Material:

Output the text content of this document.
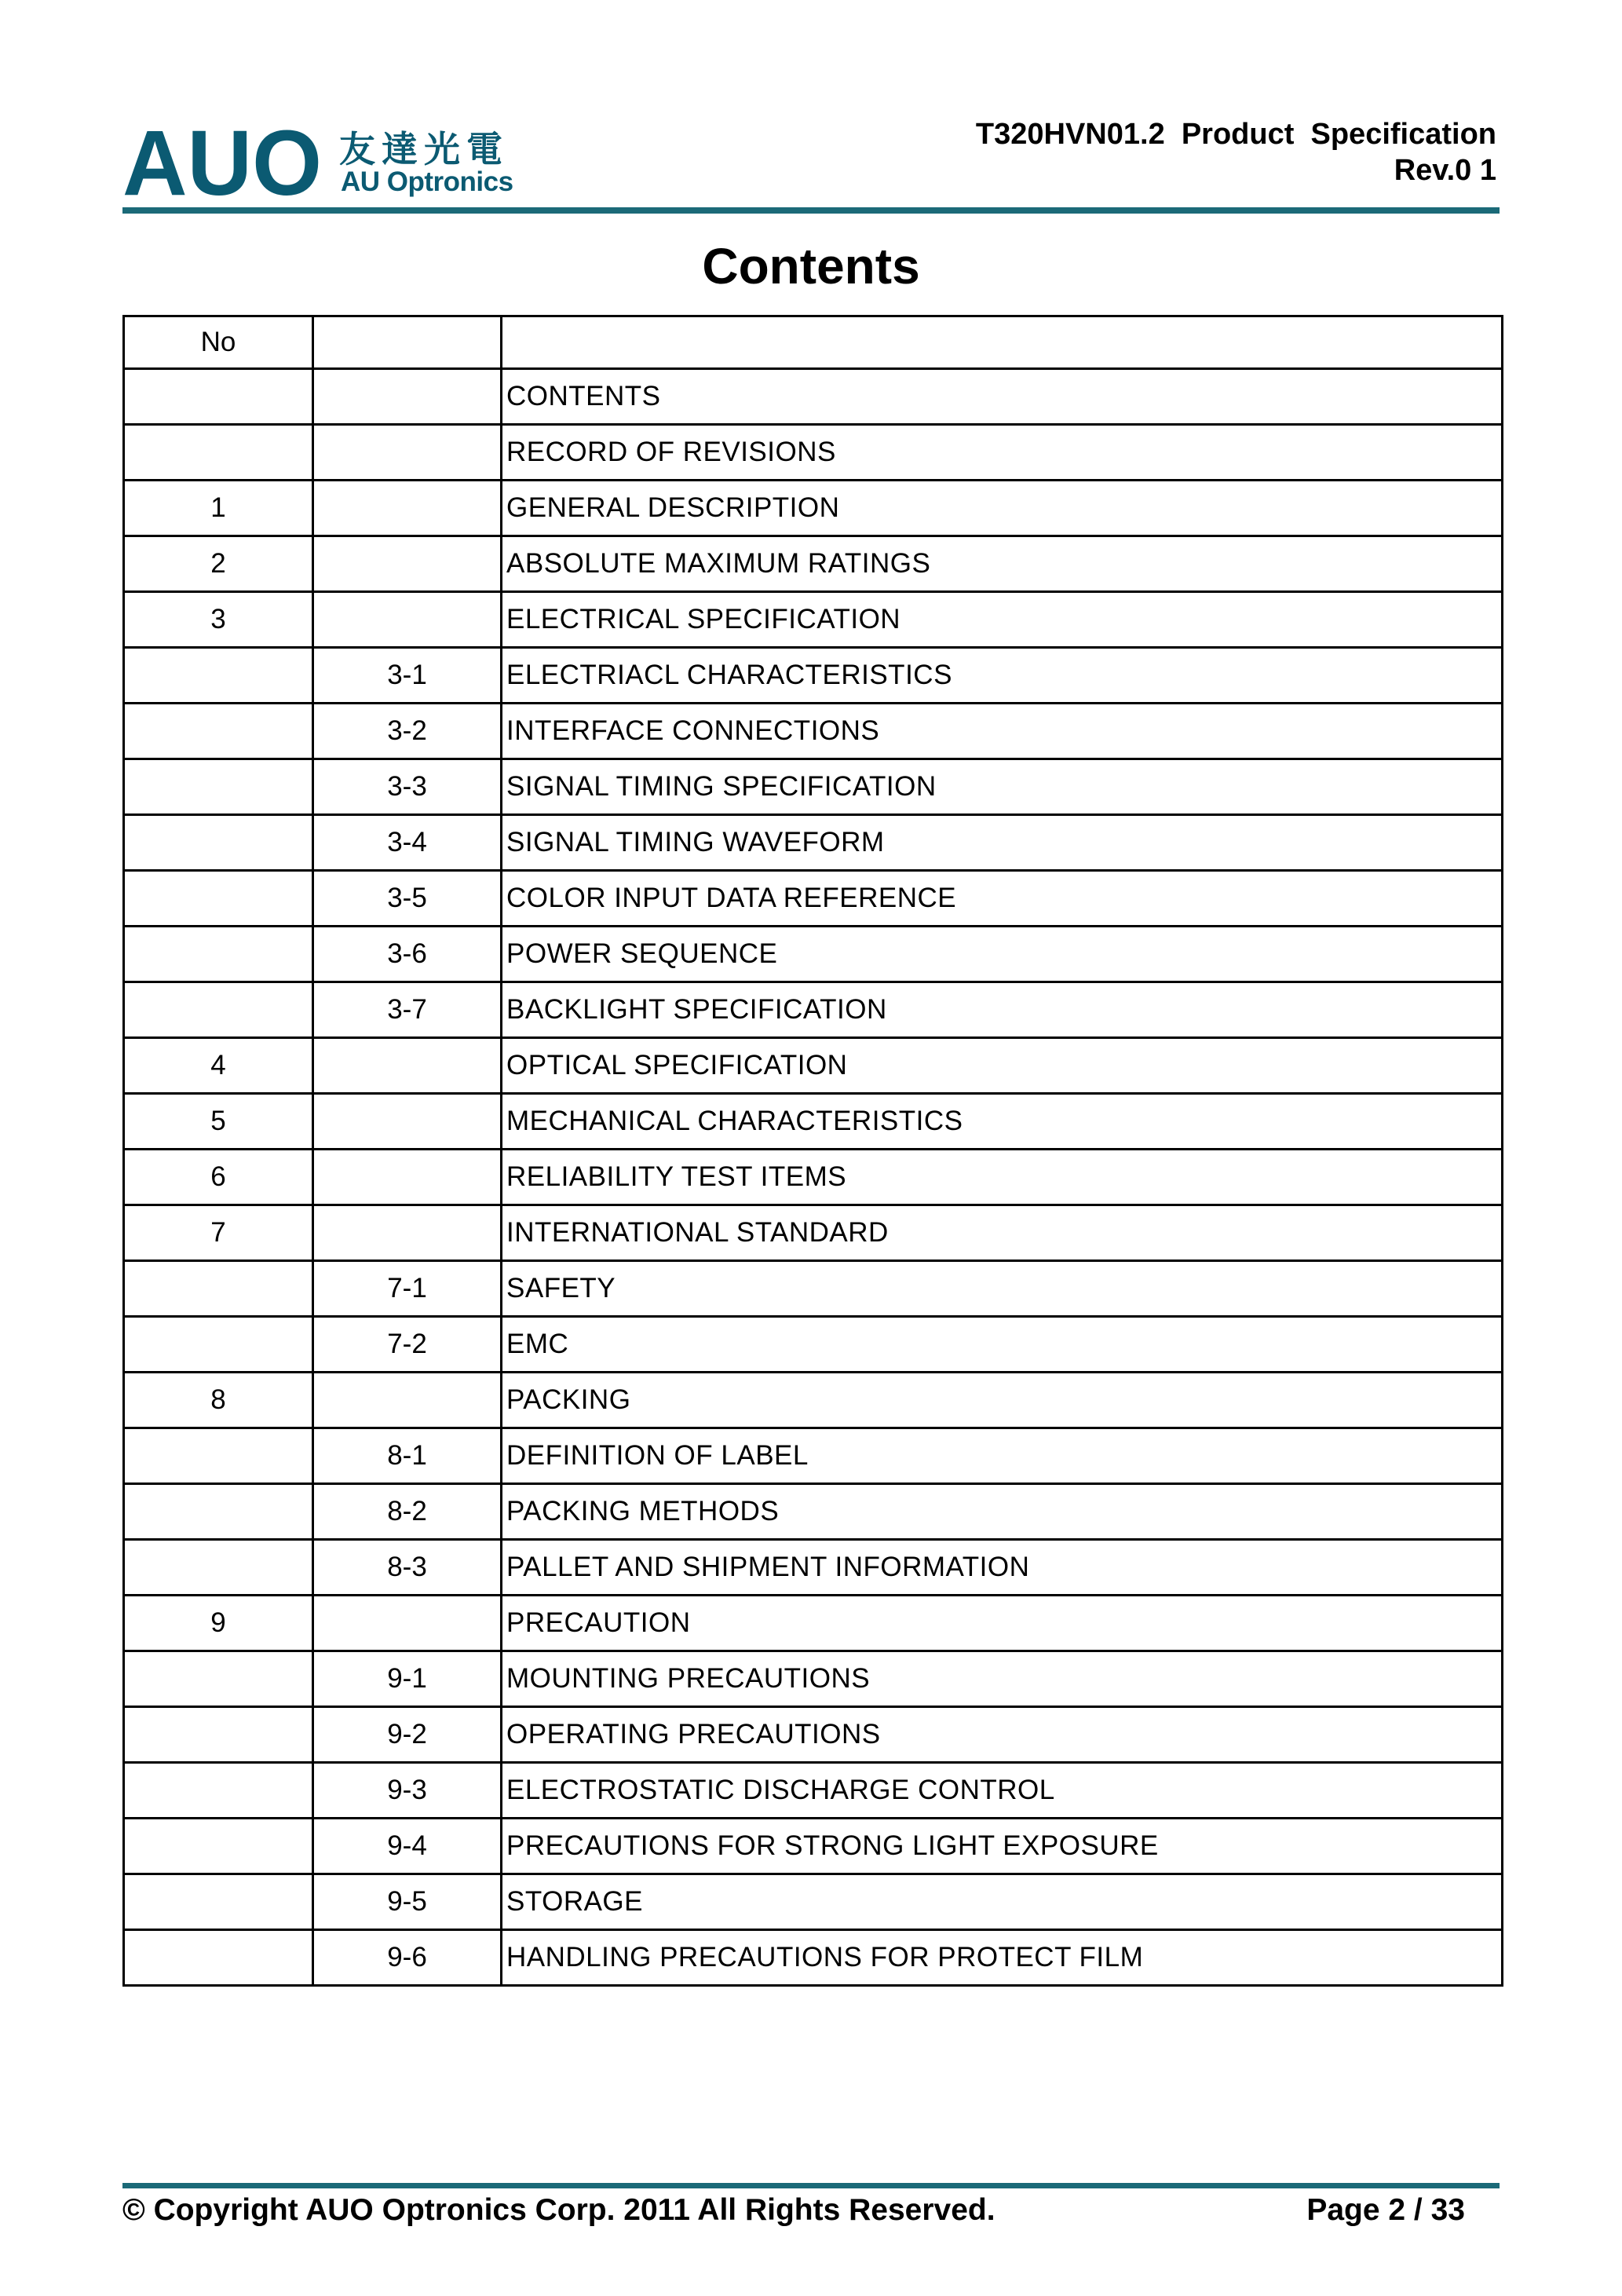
AUO 友達光電
AU Optronics
T320HVN01.2  Product  Specification
Rev.0 1
Contents
No		
		CONTENTS
		RECORD OF REVISIONS
1		GENERAL DESCRIPTION
2		ABSOLUTE MAXIMUM RATINGS
3		ELECTRICAL SPECIFICATION
	3-1	ELECTRIACL CHARACTERISTICS
	3-2	INTERFACE CONNECTIONS
	3-3	SIGNAL TIMING SPECIFICATION
	3-4	SIGNAL TIMING WAVEFORM
	3-5	COLOR INPUT DATA REFERENCE
	3-6	POWER SEQUENCE
	3-7	BACKLIGHT SPECIFICATION
4		OPTICAL SPECIFICATION
5		MECHANICAL CHARACTERISTICS
6		RELIABILITY TEST ITEMS
7		INTERNATIONAL STANDARD
	7-1	SAFETY
	7-2	EMC
8		PACKING
	8-1	DEFINITION OF LABEL
	8-2	PACKING METHODS
	8-3	PALLET AND SHIPMENT INFORMATION
9		PRECAUTION
	9-1	MOUNTING PRECAUTIONS
	9-2	OPERATING PRECAUTIONS
	9-3	ELECTROSTATIC DISCHARGE CONTROL
	9-4	PRECAUTIONS FOR STRONG LIGHT EXPOSURE
	9-5	STORAGE
	9-6	HANDLING PRECAUTIONS FOR PROTECT FILM
© Copyright AUO Optronics Corp. 2011 All Rights Reserved.	Page 2 / 33
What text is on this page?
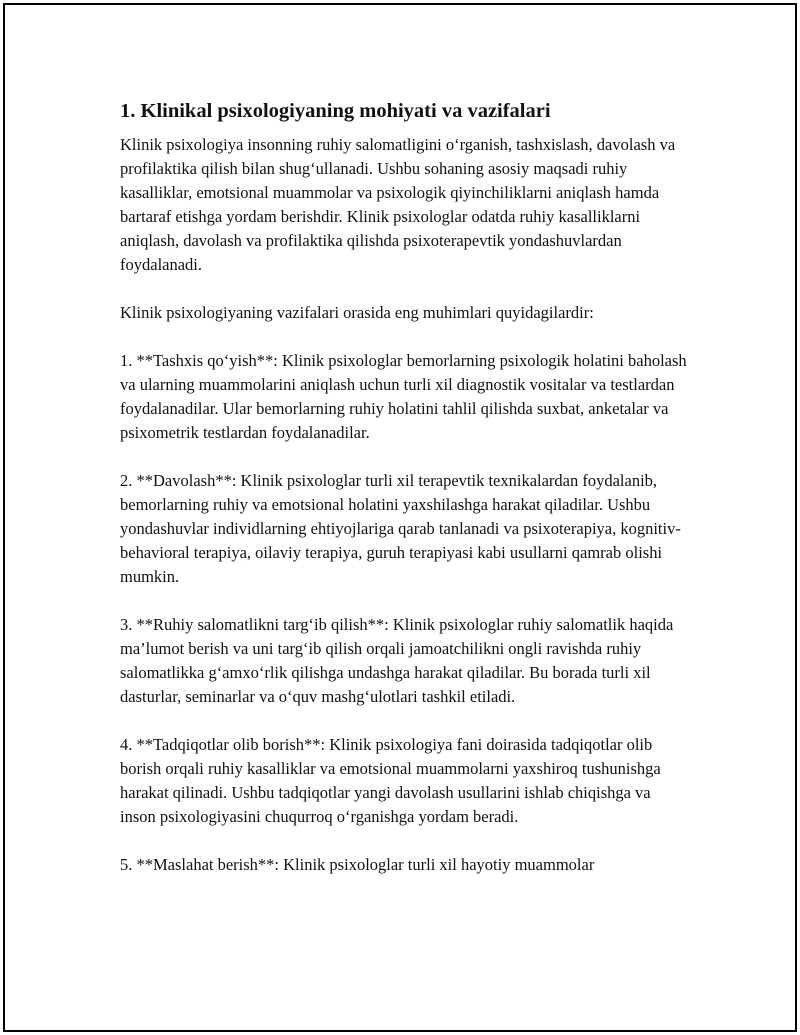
1. Klinikal psixologiyaning mohiyati va vazifalari

Klinik psixologiya insonning ruhiy salomatligini o‘rganish, tashxislash, davolash va profilaktika qilish bilan shug‘ullanadi. Ushbu sohaning asosiy maqsadi ruhiy kasalliklar, emotsional muammolar va psixologik qiyinchiliklarni aniqlash hamda bartaraf etishga yordam berishdir. Klinik psixologlar odatda ruhiy kasalliklarni aniqlash, davolash va profilaktika qilishda psixoterapevtik yondashuvlardan foydalanadi.

Klinik psixologiyaning vazifalari orasida eng muhimlari quyidagilardir:

1. **Tashxis qo‘yish**: Klinik psixologlar bemorlarning psixologik holatini baholash va ularning muammolarini aniqlash uchun turli xil diagnostik vositalar va testlardan foydalanadilar. Ular bemorlarning ruhiy holatini tahlil qilishda suxbat, anketalar va psixometrik testlardan foydalanadilar.

2. **Davolash**: Klinik psixologlar turli xil terapevtik texnikalardan foydalanib, bemorlarning ruhiy va emotsional holatini yaxshilashga harakat qiladilar. Ushbu yondashuvlar individlarning ehtiyojlariga qarab tanlanadi va psixoterapiya, kognitiv-behavioral terapiya, oilaviy terapiya, guruh terapiyasi kabi usullarni qamrab olishi mumkin.

3. **Ruhiy salomatlikni targ‘ib qilish**: Klinik psixologlar ruhiy salomatlik haqida ma’lumot berish va uni targ‘ib qilish orqali jamoatchilikni ongli ravishda ruhiy salomatlikka g‘amxo‘rlik qilishga undashga harakat qiladilar. Bu borada turli xil dasturlar, seminarlar va o‘quv mashg‘ulotlari tashkil etiladi.

4. **Tadqiqotlar olib borish**: Klinik psixologiya fani doirasida tadqiqotlar olib borish orqali ruhiy kasalliklar va emotsional muammolarni yaxshiroq tushunishga harakat qilinadi. Ushbu tadqiqotlar yangi davolash usullarini ishlab chiqishga va inson psixologiyasini chuqurroq o‘rganishga yordam beradi.

5. **Maslahat berish**: Klinik psixologlar turli xil hayotiy muammolar
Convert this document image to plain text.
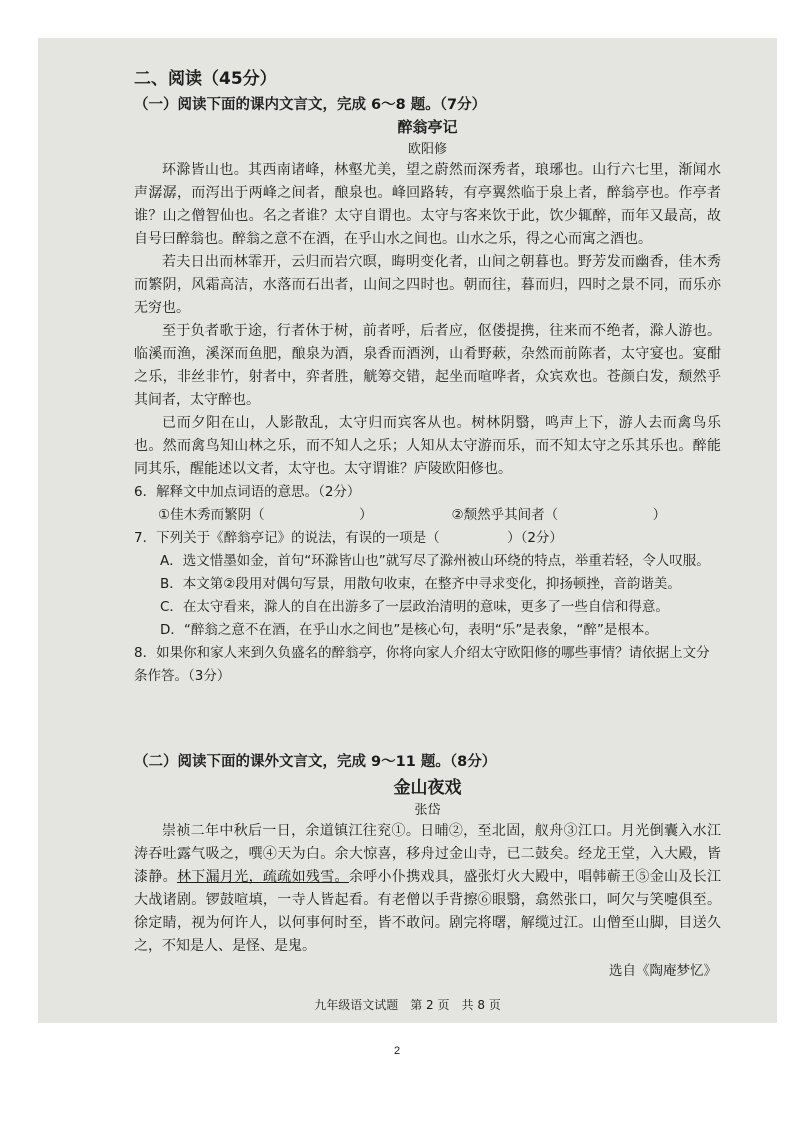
二、阅读（45分）
（一）阅读下面的课内文言文，完成 6～8 题。（7分）
醉翁亭记
欧阳修

环滁皆山也。其西南诸峰，林壑尤美，望之蔚然而深秀者，琅琊也。山行六七里，渐闻水声潺潺，而泻出于两峰之间者，酿泉也。峰回路转，有亭翼然临于泉上者，醉翁亭也。作亭者谁？山之僧智仙也。名之者谁？太守自谓也。太守与客来饮于此，饮少辄醉，而年又最高，故自号曰醉翁也。醉翁之意不在酒，在乎山水之间也。山水之乐，得之心而寓之酒也。

若夫日出而林霏开，云归而岩穴暝，晦明变化者，山间之朝暮也。野芳发而幽香，佳木秀而繁阴，风霜高洁，水落而石出者，山间之四时也。朝而往，暮而归，四时之景不同，而乐亦无穷也。

至于负者歌于途，行者休于树，前者呼，后者应，伛偻提携，往来而不绝者，滁人游也。临溪而渔，溪深而鱼肥，酿泉为酒，泉香而酒洌，山肴野蔌，杂然而前陈者，太守宴也。宴酣之乐，非丝非竹，射者中，弈者胜，觥筹交错，起坐而喧哗者，众宾欢也。苍颜白发，颓然乎其间者，太守醉也。

已而夕阳在山，人影散乱，太守归而宾客从也。树林阴翳，鸣声上下，游人去而禽鸟乐也。然而禽鸟知山林之乐，而不知人之乐；人知从太守游而乐，而不知太守之乐其乐也。醉能同其乐，醒能述以文者，太守也。太守谓谁？庐陵欧阳修也。

6．解释文中加点词语的意思。（2分）
①佳木秀而繁阴（　　　　　　　）	②颓然乎其间者（　　　　　　　）
7．下列关于《醉翁亭记》的说法，有误的一项是（　　　　　）（2分）
A．选文惜墨如金，首句“环滁皆山也”就写尽了滁州被山环绕的特点，举重若轻，令人叹服。
B．本文第②段用对偶句写景，用散句收束，在整齐中寻求变化，抑扬顿挫，音韵谐美。
C．在太守看来，滁人的自在出游多了一层政治清明的意味，更多了一些自信和得意。
D．“醉翁之意不在酒，在乎山水之间也”是核心句，表明“乐”是表象，“醉”是根本。
8．如果你和家人来到久负盛名的醉翁亭，你将向家人介绍太守欧阳修的哪些事情？请依据上文分条作答。（3分）
（二）阅读下面的课外文言文，完成 9～11 题。（8分）
金山夜戏
张岱

崇祯二年中秋后一日，余道镇江往兖①。日晡②，至北固，舣舟③江口。月光倒囊入水江涛吞吐露气吸之，噀④天为白。余大惊喜，移舟过金山寺，已二鼓矣。经龙王堂，入大殿，皆漆静。林下漏月光，疏疏如残雪。余呼小仆携戏具，盛张灯火大殿中，唱韩蕲王⑤金山及长江大战诸剧。锣鼓喧填，一寺人皆起看。有老僧以手背擦⑥眼翳，翕然张口，呵欠与笑嚏俱至。徐定睛，视为何许人，以何事何时至，皆不敢问。剧完将曙，解缆过江。山僧至山脚，目送久之，不知是人、是怪、是鬼。

选自《陶庵梦忆》
九年级语文试题　第 2 页　共 8 页
2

Exercise:
Skipping the pictures, transcribe each line above exactly as it appears.

Output below:
Output the text content of this document.
AUO 友達光電
AU Optronics
T320HVN01.2  Product  Specification
Rev.0 1
Contents
No		
		CONTENTS
		RECORD OF REVISIONS
1		GENERAL DESCRIPTION
2		ABSOLUTE MAXIMUM RATINGS
3		ELECTRICAL SPECIFICATION
	3-1	ELECTRIACL CHARACTERISTICS
	3-2	INTERFACE CONNECTIONS
	3-3	SIGNAL TIMING SPECIFICATION
	3-4	SIGNAL TIMING WAVEFORM
	3-5	COLOR INPUT DATA REFERENCE
	3-6	POWER SEQUENCE
	3-7	BACKLIGHT SPECIFICATION
4		OPTICAL SPECIFICATION
5		MECHANICAL CHARACTERISTICS
6		RELIABILITY TEST ITEMS
7		INTERNATIONAL STANDARD
	7-1	SAFETY
	7-2	EMC
8		PACKING
	8-1	DEFINITION OF LABEL
	8-2	PACKING METHODS
	8-3	PALLET AND SHIPMENT INFORMATION
9		PRECAUTION
	9-1	MOUNTING PRECAUTIONS
	9-2	OPERATING PRECAUTIONS
	9-3	ELECTROSTATIC DISCHARGE CONTROL
	9-4	PRECAUTIONS FOR STRONG LIGHT EXPOSURE
	9-5	STORAGE
	9-6	HANDLING PRECAUTIONS FOR PROTECT FILM
© Copyright AUO Optronics Corp. 2011 All Rights Reserved.	Page 2 / 33
What text is on this page?
1. Klinikal psixologiyaning mohiyati va vazifalari

Klinik psixologiya insonning ruhiy salomatligini o‘rganish, tashxislash, davolash va profilaktika qilish bilan shug‘ullanadi. Ushbu sohaning asosiy maqsadi ruhiy kasalliklar, emotsional muammolar va psixologik qiyinchiliklarni aniqlash hamda bartaraf etishga yordam berishdir. Klinik psixologlar odatda ruhiy kasalliklarni aniqlash, davolash va profilaktika qilishda psixoterapevtik yondashuvlardan foydalanadi.

Klinik psixologiyaning vazifalari orasida eng muhimlari quyidagilardir:

1. **Tashxis qo‘yish**: Klinik psixologlar bemorlarning psixologik holatini baholash va ularning muammolarini aniqlash uchun turli xil diagnostik vositalar va testlardan foydalanadilar. Ular bemorlarning ruhiy holatini tahlil qilishda suxbat, anketalar va psixometrik testlardan foydalanadilar.

2. **Davolash**: Klinik psixologlar turli xil terapevtik texnikalardan foydalanib, bemorlarning ruhiy va emotsional holatini yaxshilashga harakat qiladilar. Ushbu yondashuvlar individlarning ehtiyojlariga qarab tanlanadi va psixoterapiya, kognitiv-behavioral terapiya, oilaviy terapiya, guruh terapiyasi kabi usullarni qamrab olishi mumkin.

3. **Ruhiy salomatlikni targ‘ib qilish**: Klinik psixologlar ruhiy salomatlik haqida ma’lumot berish va uni targ‘ib qilish orqali jamoatchilikni ongli ravishda ruhiy salomatlikka g‘amxo‘rlik qilishga undashga harakat qiladilar. Bu borada turli xil dasturlar, seminarlar va o‘quv mashg‘ulotlari tashkil etiladi.

4. **Tadqiqotlar olib borish**: Klinik psixologiya fani doirasida tadqiqotlar olib borish orqali ruhiy kasalliklar va emotsional muammolarni yaxshiroq tushunishga harakat qilinadi. Ushbu tadqiqotlar yangi davolash usullarini ishlab chiqishga va inson psixologiyasini chuqurroq o‘rganishga yordam beradi.

5. **Maslahat berish**: Klinik psixologlar turli xil hayotiy muammolar
Convert this document image to plain text.
二、阅读（45分）
（一）阅读下面的课内文言文，完成 6～8 题。（7分）
醉翁亭记
欧阳修

环滁皆山也。其西南诸峰，林壑尤美，望之蔚然而深秀者，琅琊也。山行六七里，渐闻水声潺潺，而泻出于两峰之间者，酿泉也。峰回路转，有亭翼然临于泉上者，醉翁亭也。作亭者谁？山之僧智仙也。名之者谁？太守自谓也。太守与客来饮于此，饮少辄醉，而年又最高，故自号曰醉翁也。醉翁之意不在酒，在乎山水之间也。山水之乐，得之心而寓之酒也。

若夫日出而林霏开，云归而岩穴暝，晦明变化者，山间之朝暮也。野芳发而幽香，佳木秀而繁阴，风霜高洁，水落而石出者，山间之四时也。朝而往，暮而归，四时之景不同，而乐亦无穷也。

至于负者歌于途，行者休于树，前者呼，后者应，伛偻提携，往来而不绝者，滁人游也。临溪而渔，溪深而鱼肥，酿泉为酒，泉香而酒洌，山肴野蔌，杂然而前陈者，太守宴也。宴酣之乐，非丝非竹，射者中，弈者胜，觥筹交错，起坐而喧哗者，众宾欢也。苍颜白发，颓然乎其间者，太守醉也。

已而夕阳在山，人影散乱，太守归而宾客从也。树林阴翳，鸣声上下，游人去而禽鸟乐也。然而禽鸟知山林之乐，而不知人之乐；人知从太守游而乐，而不知太守之乐其乐也。醉能同其乐，醒能述以文者，太守也。太守谓谁？庐陵欧阳修也。

6．解释文中加点词语的意思。（2分）
①佳木秀而繁阴（　　　　　　　）	②颓然乎其间者（　　　　　　　）
7．下列关于《醉翁亭记》的说法，有误的一项是（　　　　　）（2分）
A．选文惜墨如金，首句“环滁皆山也”就写尽了滁州被山环绕的特点，举重若轻，令人叹服。
B．本文第②段用对偶句写景，用散句收束，在整齐中寻求变化，抑扬顿挫，音韵谐美。
C．在太守看来，滁人的自在出游多了一层政治清明的意味，更多了一些自信和得意。
D．“醉翁之意不在酒，在乎山水之间也”是核心句，表明“乐”是表象，“醉”是根本。
8．如果你和家人来到久负盛名的醉翁亭，你将向家人介绍太守欧阳修的哪些事情？请依据上文分条作答。（3分）
（二）阅读下面的课外文言文，完成 9～11 题。（8分）
金山夜戏
张岱

崇祯二年中秋后一日，余道镇江往兖①。日晡②，至北固，舣舟③江口。月光倒囊入水江涛吞吐露气吸之，噀④天为白。余大惊喜，移舟过金山寺，已二鼓矣。经龙王堂，入大殿，皆漆静。林下漏月光，疏疏如残雪。余呼小仆携戏具，盛张灯火大殿中，唱韩蕲王⑤金山及长江大战诸剧。锣鼓喧填，一寺人皆起看。有老僧以手背擦⑥眼翳，翕然张口，呵欠与笑嚏俱至。徐定睛，视为何许人，以何事何时至，皆不敢问。剧完将曙，解缆过江。山僧至山脚，目送久之，不知是人、是怪、是鬼。

选自《陶庵梦忆》
九年级语文试题　第 2 页　共 8 页
2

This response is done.